■ **Prompt**
Copy the rows between the line holding "volume-bar xyxy=(548,663,552,682)" and the line holding "volume-bar xyxy=(440,630,444,682)", inclusive, swapping "candle-body" for "candle-box" and leaving everything else unchanged.

■ **Data**
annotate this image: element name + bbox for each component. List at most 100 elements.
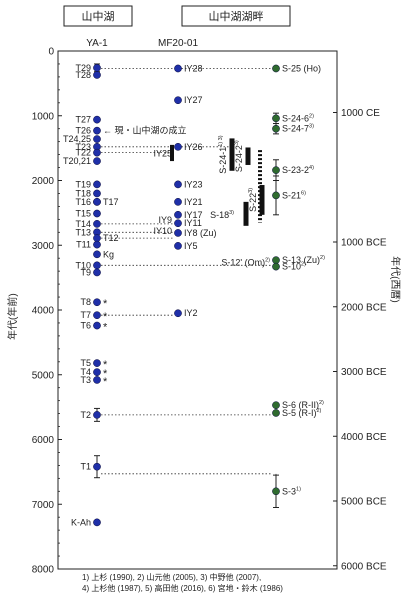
ya1-point-label: K-Ah xyxy=(71,517,91,527)
ya1-point xyxy=(93,411,101,419)
footnote-line: 1) 上杉 (1990), 2) 山元他 (2005), 3) 中野他 (200… xyxy=(82,572,261,582)
ya1-point-label: T13 xyxy=(75,227,91,237)
ya1-point-label: T19 xyxy=(75,179,91,189)
lakeside-point-label: S-25 (Ho) xyxy=(282,63,321,73)
mf20-point xyxy=(174,180,182,189)
lakeside-point-label: S-5 (R-I)2) xyxy=(282,408,322,418)
ya1-point-label: T11 xyxy=(76,240,91,250)
ya1-point-label: T17 xyxy=(103,197,119,207)
ya1-point xyxy=(93,209,101,218)
right-tick-label: 1000 CE xyxy=(341,108,380,119)
mf20-point xyxy=(174,96,182,105)
lakeside-point xyxy=(272,124,280,133)
ya1-point xyxy=(93,250,101,259)
ya1-point-label: T7 xyxy=(80,310,91,320)
ya1-point xyxy=(93,368,101,377)
right-tick-label: 1000 BCE xyxy=(341,238,387,249)
right-tick-label: 2000 BCE xyxy=(341,302,387,313)
ya1-point xyxy=(93,234,101,242)
range-bar-label: S-183) xyxy=(210,210,234,220)
ya1-point xyxy=(93,359,101,367)
ya1-point xyxy=(93,157,101,165)
lakeside-point-label: S-31) xyxy=(282,486,301,496)
lakeside-point-label: S-13 (Zu)2) xyxy=(282,255,325,265)
right-tick-label: 4000 BCE xyxy=(341,432,387,443)
mf20-point-label: IY5 xyxy=(184,241,198,251)
ya1-point-label: T2 xyxy=(80,410,91,420)
ya1-point-label: T16 xyxy=(75,197,91,207)
mf20-point-label: IY2 xyxy=(184,308,198,318)
ya1-point-label: T22 xyxy=(75,148,91,158)
header-group: 山中湖 山中湖湖畔 YA-1 MF20-01 xyxy=(63,5,291,49)
lakeside-point xyxy=(272,256,280,264)
ya1-star-marker: * xyxy=(103,359,108,371)
left-tick-label: 3000 xyxy=(32,241,55,252)
ya1-point-label: T29 xyxy=(75,63,91,73)
ya1-point-label: Kg xyxy=(103,249,114,259)
axes-group: 0 1000 2000 3000 4000 5000 6000 7000 8000 1000 CE… xyxy=(6,47,402,576)
ya1-point-label: T28 xyxy=(75,70,91,80)
column-label-mf20: MF20-01 xyxy=(158,38,198,49)
ya1-point-label: T8 xyxy=(80,297,91,307)
ya1-point xyxy=(93,148,101,157)
ya1-point-label: T4 xyxy=(80,367,91,377)
mf20-point xyxy=(174,242,182,250)
mf20-point-label: IY26 xyxy=(184,142,203,152)
column-label-ya1: YA-1 xyxy=(86,38,108,49)
ya1-point xyxy=(93,115,101,124)
lakeside-point xyxy=(272,487,280,496)
y-axis-label-left: 年代(年前) xyxy=(6,293,19,340)
lakeside-point-label: S-23-24) xyxy=(282,165,314,175)
left-tick-label: 5000 xyxy=(32,370,55,381)
mf20-point-label: IY28 xyxy=(184,63,203,73)
mf20-point xyxy=(174,198,182,206)
lakeside-point-label: S-216) xyxy=(282,190,306,200)
mf20-side-label: IY9 xyxy=(158,215,172,225)
ya1-star-marker: * xyxy=(103,311,108,323)
left-tick-label: 8000 xyxy=(32,565,55,576)
ya1-point-label: T3 xyxy=(80,375,91,385)
ya1-point-label: T10 xyxy=(75,260,91,270)
right-tick-label: 5000 BCE xyxy=(341,497,387,508)
right-tick-label: 6000 BCE xyxy=(341,561,387,572)
ya1-point xyxy=(93,298,101,307)
ya1-point xyxy=(93,189,101,198)
mf20-side-label: IY10 xyxy=(153,226,172,236)
ya1-point-label: T24,25 xyxy=(63,134,91,144)
left-tick-label: 0 xyxy=(48,47,54,58)
lakeside-point xyxy=(272,401,280,410)
lakeside-point-label: S-102) xyxy=(282,262,306,272)
header-box-lake xyxy=(63,5,133,27)
footnote-line: 4) 上杉他 (1987), 5) 高田他 (2016), 6) 宮地・鈴木 (… xyxy=(82,583,283,593)
left-tick-label: 2000 xyxy=(32,176,55,187)
ya1-point xyxy=(93,198,101,206)
ya1-point xyxy=(93,261,101,270)
ya1-point-label: T14 xyxy=(75,219,91,229)
ya1-point xyxy=(93,71,101,79)
dotted-links-group xyxy=(101,68,277,476)
lakeside-point xyxy=(272,114,280,123)
lakeside-point-label: S-24-62) xyxy=(282,113,314,123)
mf20-point xyxy=(174,142,182,151)
ya1-point-label: T1 xyxy=(80,462,91,472)
range-bar-label: S-223) xyxy=(248,188,258,212)
ya1-star-marker: * xyxy=(103,322,108,334)
ya1-point-label: T18 xyxy=(75,188,91,198)
ya1-point-label: T12 xyxy=(103,233,119,243)
ya1-point xyxy=(93,135,101,143)
range-bar-label: S-24-11) 3) xyxy=(218,135,228,173)
mf20-point-label: IY27 xyxy=(184,95,203,105)
annotation-lake-formation: ← 現・山中湖の成立 xyxy=(103,125,187,136)
header-lake: 山中湖 xyxy=(82,10,115,23)
lakeside-point xyxy=(272,409,280,417)
lakeside-point-label: S-24-73) xyxy=(282,124,314,134)
mf20-point xyxy=(174,219,182,228)
mf20-point-label: IY8 (Zu) xyxy=(184,228,217,238)
left-tick-label: 1000 xyxy=(32,111,55,122)
range-bars-group: S-24-11) 3) S-24-23) S-223) S-183) xyxy=(210,135,265,226)
mf20-side-label: IY25 xyxy=(153,148,172,158)
mf20-point xyxy=(174,309,182,318)
ya1-point xyxy=(93,220,101,228)
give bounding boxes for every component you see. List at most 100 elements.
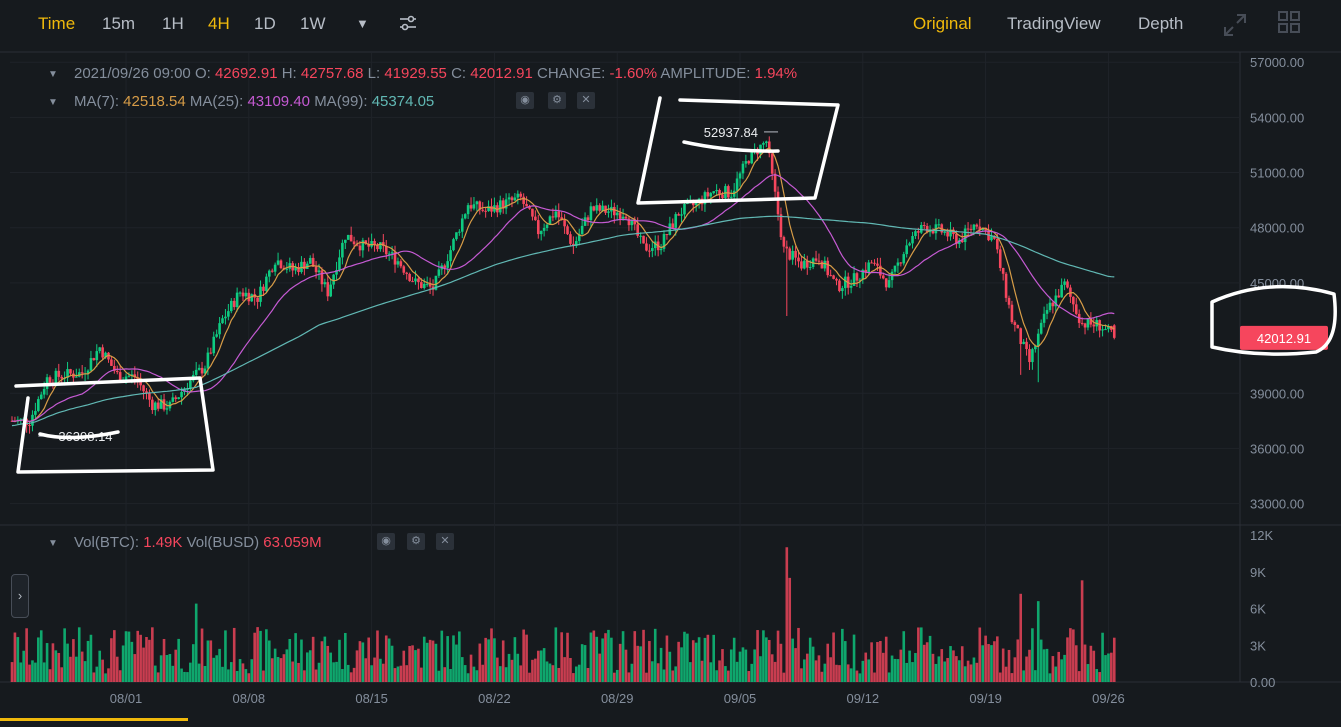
volume-bar xyxy=(548,663,552,682)
volume-bar xyxy=(1060,659,1063,682)
candlestick-series xyxy=(10,136,1116,434)
interval-1h[interactable]: 1H xyxy=(162,14,184,33)
candle-body xyxy=(469,205,473,209)
candle-body xyxy=(449,250,452,262)
volume-bar xyxy=(472,666,476,682)
caret-down-icon[interactable]: ▼ xyxy=(356,16,369,31)
volume-bar xyxy=(1048,673,1052,682)
volume-bar xyxy=(498,666,502,682)
volume-bar xyxy=(843,641,847,682)
candle-body xyxy=(212,336,216,354)
volume-bar xyxy=(765,637,768,682)
candle-body xyxy=(653,241,657,249)
collapse-ohlc-icon[interactable]: ▼ xyxy=(48,69,58,80)
volume-bar xyxy=(440,630,444,682)
ma-close-icon[interactable]: ✕ xyxy=(577,92,595,109)
vol-busd-label: Vol(BUSD) xyxy=(186,534,260,551)
candle-body xyxy=(998,249,1002,268)
candle-body xyxy=(329,284,332,297)
interval-1w[interactable]: 1W xyxy=(300,14,326,33)
volume-bar xyxy=(77,627,81,682)
candle-body xyxy=(159,399,163,409)
volume-bar xyxy=(659,647,663,682)
candle-body xyxy=(189,380,192,389)
price-tick-label: 36000.00 xyxy=(1250,441,1304,456)
interval-4h[interactable]: 4H xyxy=(208,14,230,33)
volume-bar xyxy=(133,654,137,682)
volume-bar xyxy=(197,663,201,682)
candle-body xyxy=(896,262,900,266)
volume-bar xyxy=(37,637,40,682)
candle-body xyxy=(852,273,856,286)
volume-bar xyxy=(422,636,426,682)
candle-body xyxy=(870,262,873,264)
volume-bar xyxy=(1022,670,1025,682)
volume-bar xyxy=(379,658,382,682)
collapse-volume-icon[interactable]: ▼ xyxy=(48,538,58,549)
candle-body xyxy=(60,376,64,379)
collapse-ma-icon[interactable]: ▼ xyxy=(48,97,58,108)
volume-settings-gear-icon[interactable]: ⚙ xyxy=(407,533,425,550)
volume-bar xyxy=(22,650,25,682)
side-panel-toggle-chevron-icon[interactable]: › xyxy=(11,574,29,618)
ma-settings-gear-icon[interactable]: ⚙ xyxy=(548,92,566,109)
volume-visibility-eye-icon[interactable]: ◉ xyxy=(377,533,395,550)
volume-bar xyxy=(180,668,183,682)
volume-bar xyxy=(934,663,938,682)
candle-body xyxy=(417,278,420,283)
volume-bar xyxy=(919,627,923,682)
time-button[interactable]: Time xyxy=(38,14,76,33)
volume-bar xyxy=(560,632,563,682)
candle-body xyxy=(1016,325,1020,329)
interval-1d[interactable]: 1D xyxy=(254,14,276,33)
volume-bar xyxy=(633,631,637,682)
volume-bar xyxy=(314,669,318,682)
volume-bar xyxy=(279,658,283,682)
candle-body xyxy=(536,220,540,235)
candle-body xyxy=(507,197,511,200)
candle-body xyxy=(554,211,558,218)
time-tick-label: 08/08 xyxy=(233,691,266,706)
candle-body xyxy=(452,239,455,251)
candle-body xyxy=(914,231,917,237)
change-label: CHANGE: xyxy=(537,65,606,82)
candle-body xyxy=(101,347,104,358)
candle-body xyxy=(376,245,379,250)
volume-bar xyxy=(750,663,754,682)
candle-body xyxy=(28,425,31,427)
grid-icon[interactable] xyxy=(1277,10,1301,39)
candle-body xyxy=(80,372,84,374)
interval-15m[interactable]: 15m xyxy=(102,14,136,33)
candle-body xyxy=(949,229,952,237)
view-depth-tab[interactable]: Depth xyxy=(1138,14,1184,33)
volume-bar xyxy=(484,637,487,682)
sliders-icon[interactable] xyxy=(398,12,418,39)
volume-bar xyxy=(528,672,531,682)
candle-body xyxy=(244,292,248,297)
volume-bar xyxy=(1016,639,1020,682)
volume-bar xyxy=(396,666,400,682)
candle-body xyxy=(958,240,961,245)
ma-visibility-eye-icon[interactable]: ◉ xyxy=(516,92,534,109)
candle-body xyxy=(648,250,651,252)
volume-bar xyxy=(86,640,90,682)
candle-body xyxy=(57,370,61,377)
active-tab-underline xyxy=(0,718,188,721)
candle-body xyxy=(1083,323,1087,328)
time-tick-label: 08/22 xyxy=(478,691,511,706)
candle-body xyxy=(922,225,926,227)
volume-bar xyxy=(715,670,718,682)
volume-bar xyxy=(729,649,733,682)
volume-bar xyxy=(253,632,256,682)
expand-icon[interactable] xyxy=(1222,12,1248,43)
view-original-tab[interactable]: Original xyxy=(913,14,972,33)
low-label: L: xyxy=(367,65,381,82)
view-tradingview-tab[interactable]: TradingView xyxy=(1007,14,1101,33)
candle-body xyxy=(814,258,818,261)
volume-bar xyxy=(493,638,496,682)
volume-close-icon[interactable]: ✕ xyxy=(436,533,454,550)
low-value: 41929.55 xyxy=(384,65,447,82)
candle-body xyxy=(396,261,400,265)
ma25-label: MA(25): xyxy=(189,93,244,110)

■ **Solution for this exercise**
volume-bar xyxy=(548,663,552,682)
volume-bar xyxy=(1060,659,1063,682)
candlestick-series xyxy=(10,136,1116,434)
interval-1h[interactable]: 1H xyxy=(162,14,184,33)
candle-box xyxy=(469,205,473,209)
candle-box xyxy=(449,250,452,262)
volume-bar xyxy=(472,666,476,682)
caret-down-icon[interactable]: ▼ xyxy=(356,16,369,31)
volume-bar xyxy=(1048,673,1052,682)
volume-bar xyxy=(498,666,502,682)
volume-bar xyxy=(843,641,847,682)
candle-box xyxy=(212,336,216,354)
volume-bar xyxy=(765,637,768,682)
candle-box xyxy=(653,241,657,249)
collapse-ohlc-icon[interactable]: ▼ xyxy=(48,69,58,80)
volume-bar xyxy=(440,630,444,682)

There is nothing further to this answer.